◆ **EXERCISE AIM**:
Extract the full listing verbatim and drop any pictures from your copy.

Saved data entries
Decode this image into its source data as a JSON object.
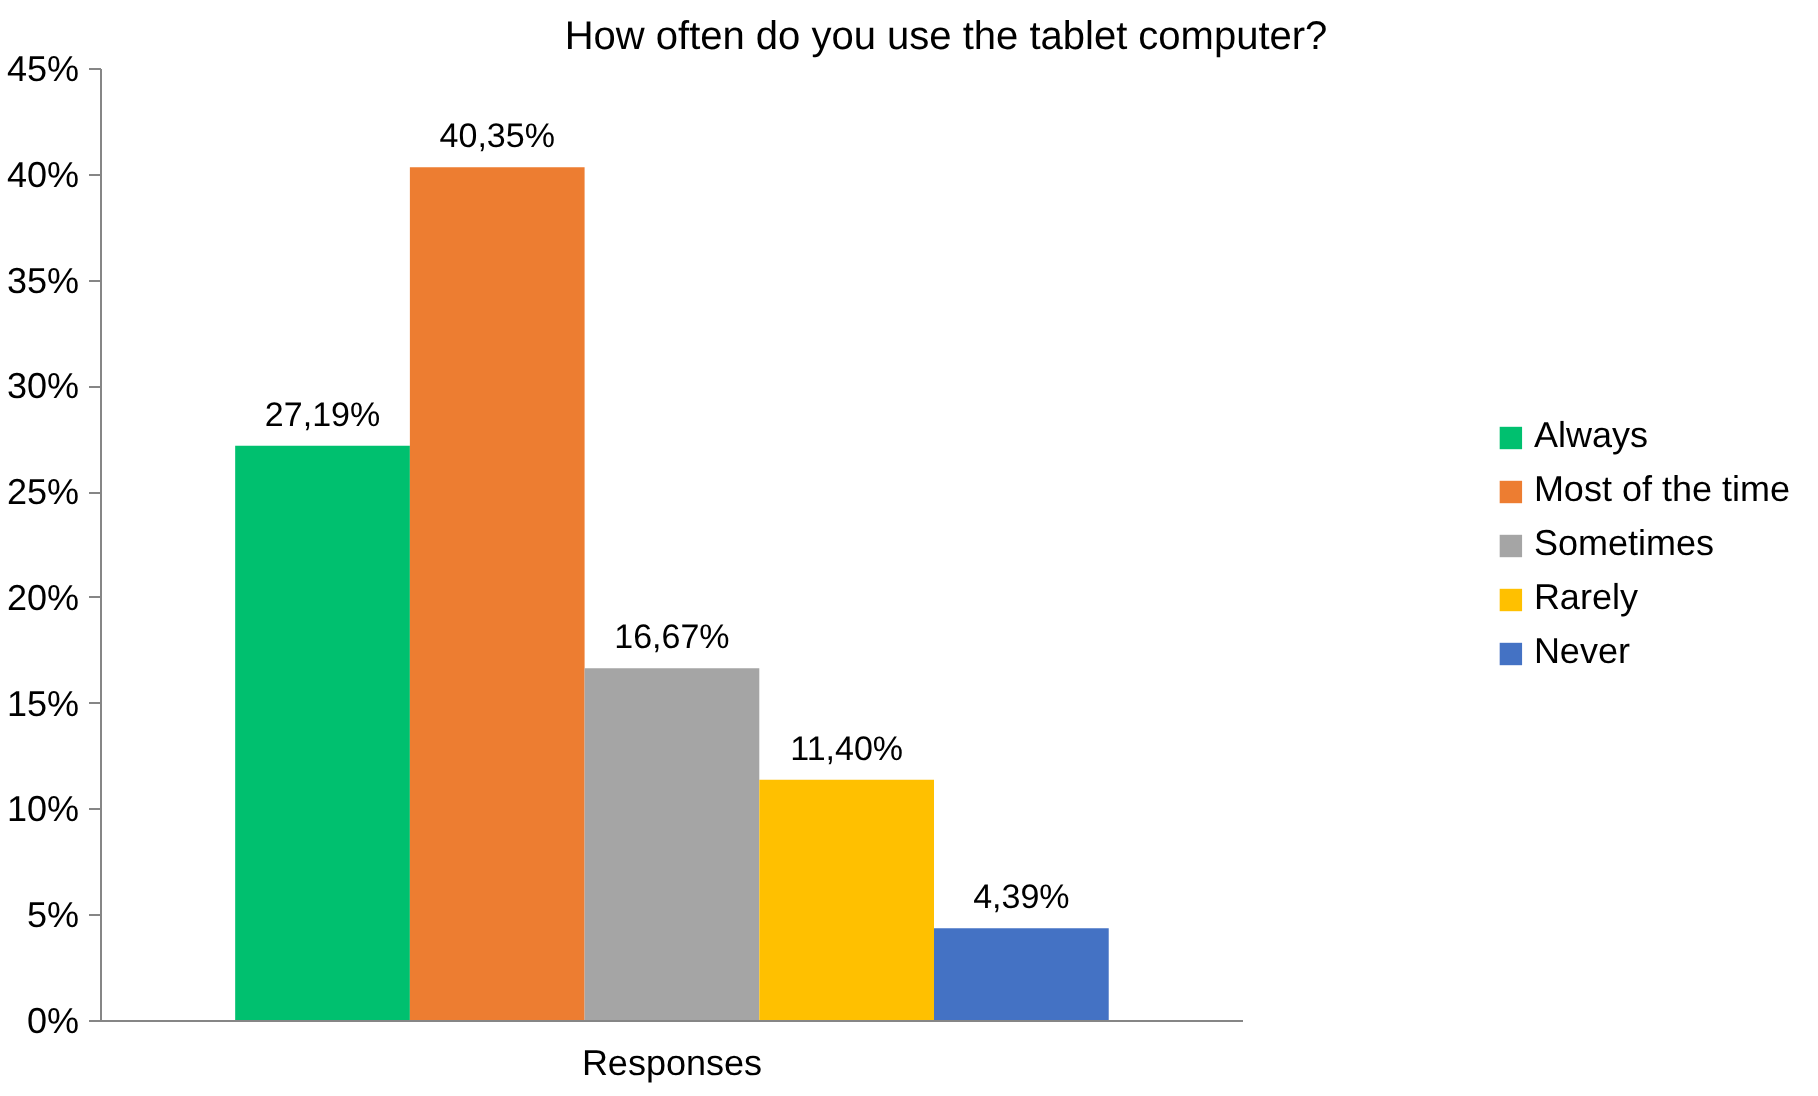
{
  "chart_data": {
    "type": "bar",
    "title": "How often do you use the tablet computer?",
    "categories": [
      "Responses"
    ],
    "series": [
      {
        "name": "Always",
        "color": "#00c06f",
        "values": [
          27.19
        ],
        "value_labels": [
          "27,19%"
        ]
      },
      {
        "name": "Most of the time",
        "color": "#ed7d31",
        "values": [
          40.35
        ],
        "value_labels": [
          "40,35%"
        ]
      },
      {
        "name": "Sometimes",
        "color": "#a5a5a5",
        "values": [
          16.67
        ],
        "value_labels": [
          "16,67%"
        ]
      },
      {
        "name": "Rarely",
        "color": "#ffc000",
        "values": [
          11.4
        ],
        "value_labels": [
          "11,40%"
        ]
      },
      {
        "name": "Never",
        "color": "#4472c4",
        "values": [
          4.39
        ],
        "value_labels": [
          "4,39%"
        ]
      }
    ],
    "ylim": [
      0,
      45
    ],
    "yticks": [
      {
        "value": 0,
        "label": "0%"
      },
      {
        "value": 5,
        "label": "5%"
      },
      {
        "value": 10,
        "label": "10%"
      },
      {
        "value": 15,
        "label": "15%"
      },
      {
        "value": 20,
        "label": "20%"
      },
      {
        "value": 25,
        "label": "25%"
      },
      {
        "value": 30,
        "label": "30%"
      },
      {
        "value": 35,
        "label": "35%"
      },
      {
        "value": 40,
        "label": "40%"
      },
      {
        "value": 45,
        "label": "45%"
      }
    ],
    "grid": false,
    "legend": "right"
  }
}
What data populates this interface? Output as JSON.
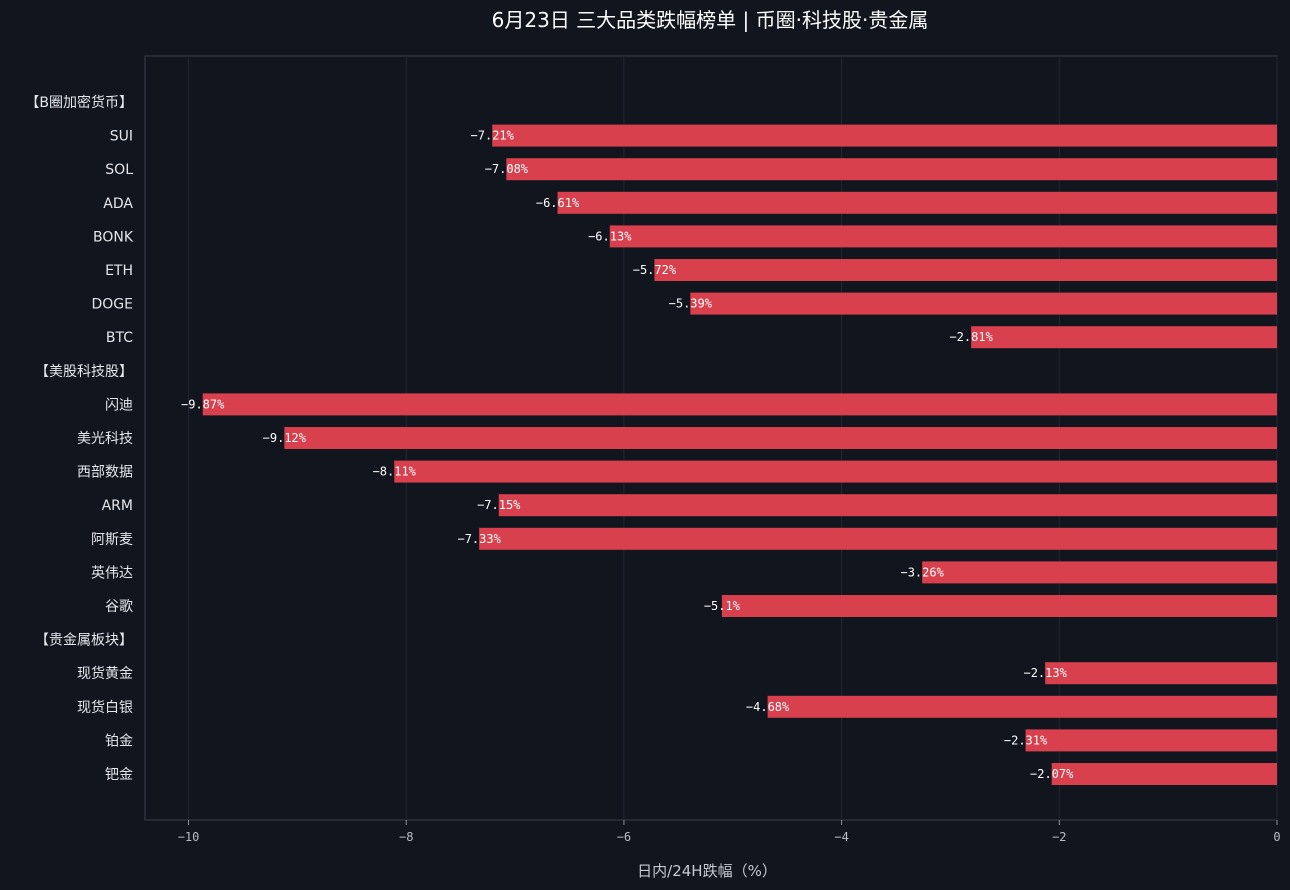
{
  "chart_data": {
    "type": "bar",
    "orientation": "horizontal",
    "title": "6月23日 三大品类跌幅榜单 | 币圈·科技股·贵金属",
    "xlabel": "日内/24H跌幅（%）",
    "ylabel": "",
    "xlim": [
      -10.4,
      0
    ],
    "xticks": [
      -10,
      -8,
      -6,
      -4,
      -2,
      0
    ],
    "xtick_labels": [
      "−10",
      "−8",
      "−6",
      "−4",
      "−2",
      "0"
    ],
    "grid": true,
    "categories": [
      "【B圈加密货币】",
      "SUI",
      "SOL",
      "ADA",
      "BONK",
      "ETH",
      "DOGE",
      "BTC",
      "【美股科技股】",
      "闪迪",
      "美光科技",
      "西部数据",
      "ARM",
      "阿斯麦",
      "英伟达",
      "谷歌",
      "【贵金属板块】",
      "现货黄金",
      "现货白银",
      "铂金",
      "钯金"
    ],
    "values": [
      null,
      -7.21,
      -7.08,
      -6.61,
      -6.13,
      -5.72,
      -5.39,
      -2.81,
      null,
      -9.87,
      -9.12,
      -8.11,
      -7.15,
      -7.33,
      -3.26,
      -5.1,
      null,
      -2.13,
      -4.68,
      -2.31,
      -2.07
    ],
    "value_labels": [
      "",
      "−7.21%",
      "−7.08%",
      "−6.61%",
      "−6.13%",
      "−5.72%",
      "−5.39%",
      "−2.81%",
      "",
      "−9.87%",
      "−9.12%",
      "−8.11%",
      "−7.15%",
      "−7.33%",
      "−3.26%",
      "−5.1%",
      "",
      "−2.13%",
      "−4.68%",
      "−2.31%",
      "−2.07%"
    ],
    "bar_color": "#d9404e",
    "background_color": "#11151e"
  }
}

◆ **RIGHT ANSWER**:
Decode this image into its source data as a JSON object.
{
  "chart_data": {
    "type": "bar",
    "title": "How often do you use the tablet computer?",
    "categories": [
      "Responses"
    ],
    "series": [
      {
        "name": "Always",
        "color": "#00c06f",
        "values": [
          27.19
        ],
        "value_labels": [
          "27,19%"
        ]
      },
      {
        "name": "Most of the time",
        "color": "#ed7d31",
        "values": [
          40.35
        ],
        "value_labels": [
          "40,35%"
        ]
      },
      {
        "name": "Sometimes",
        "color": "#a5a5a5",
        "values": [
          16.67
        ],
        "value_labels": [
          "16,67%"
        ]
      },
      {
        "name": "Rarely",
        "color": "#ffc000",
        "values": [
          11.4
        ],
        "value_labels": [
          "11,40%"
        ]
      },
      {
        "name": "Never",
        "color": "#4472c4",
        "values": [
          4.39
        ],
        "value_labels": [
          "4,39%"
        ]
      }
    ],
    "ylim": [
      0,
      45
    ],
    "yticks": [
      {
        "value": 0,
        "label": "0%"
      },
      {
        "value": 5,
        "label": "5%"
      },
      {
        "value": 10,
        "label": "10%"
      },
      {
        "value": 15,
        "label": "15%"
      },
      {
        "value": 20,
        "label": "20%"
      },
      {
        "value": 25,
        "label": "25%"
      },
      {
        "value": 30,
        "label": "30%"
      },
      {
        "value": 35,
        "label": "35%"
      },
      {
        "value": 40,
        "label": "40%"
      },
      {
        "value": 45,
        "label": "45%"
      }
    ],
    "grid": false,
    "legend": "right"
  }
}
What data populates this interface? Output as JSON.
{
  "chart_data": {
    "type": "bar",
    "orientation": "horizontal",
    "title": "6月23日 三大品类跌幅榜单 | 币圈·科技股·贵金属",
    "xlabel": "日内/24H跌幅（%）",
    "ylabel": "",
    "xlim": [
      -10.4,
      0
    ],
    "xticks": [
      -10,
      -8,
      -6,
      -4,
      -2,
      0
    ],
    "xtick_labels": [
      "−10",
      "−8",
      "−6",
      "−4",
      "−2",
      "0"
    ],
    "grid": true,
    "categories": [
      "【B圈加密货币】",
      "SUI",
      "SOL",
      "ADA",
      "BONK",
      "ETH",
      "DOGE",
      "BTC",
      "【美股科技股】",
      "闪迪",
      "美光科技",
      "西部数据",
      "ARM",
      "阿斯麦",
      "英伟达",
      "谷歌",
      "【贵金属板块】",
      "现货黄金",
      "现货白银",
      "铂金",
      "钯金"
    ],
    "values": [
      null,
      -7.21,
      -7.08,
      -6.61,
      -6.13,
      -5.72,
      -5.39,
      -2.81,
      null,
      -9.87,
      -9.12,
      -8.11,
      -7.15,
      -7.33,
      -3.26,
      -5.1,
      null,
      -2.13,
      -4.68,
      -2.31,
      -2.07
    ],
    "value_labels": [
      "",
      "−7.21%",
      "−7.08%",
      "−6.61%",
      "−6.13%",
      "−5.72%",
      "−5.39%",
      "−2.81%",
      "",
      "−9.87%",
      "−9.12%",
      "−8.11%",
      "−7.15%",
      "−7.33%",
      "−3.26%",
      "−5.1%",
      "",
      "−2.13%",
      "−4.68%",
      "−2.31%",
      "−2.07%"
    ],
    "bar_color": "#d9404e",
    "background_color": "#11151e"
  }
}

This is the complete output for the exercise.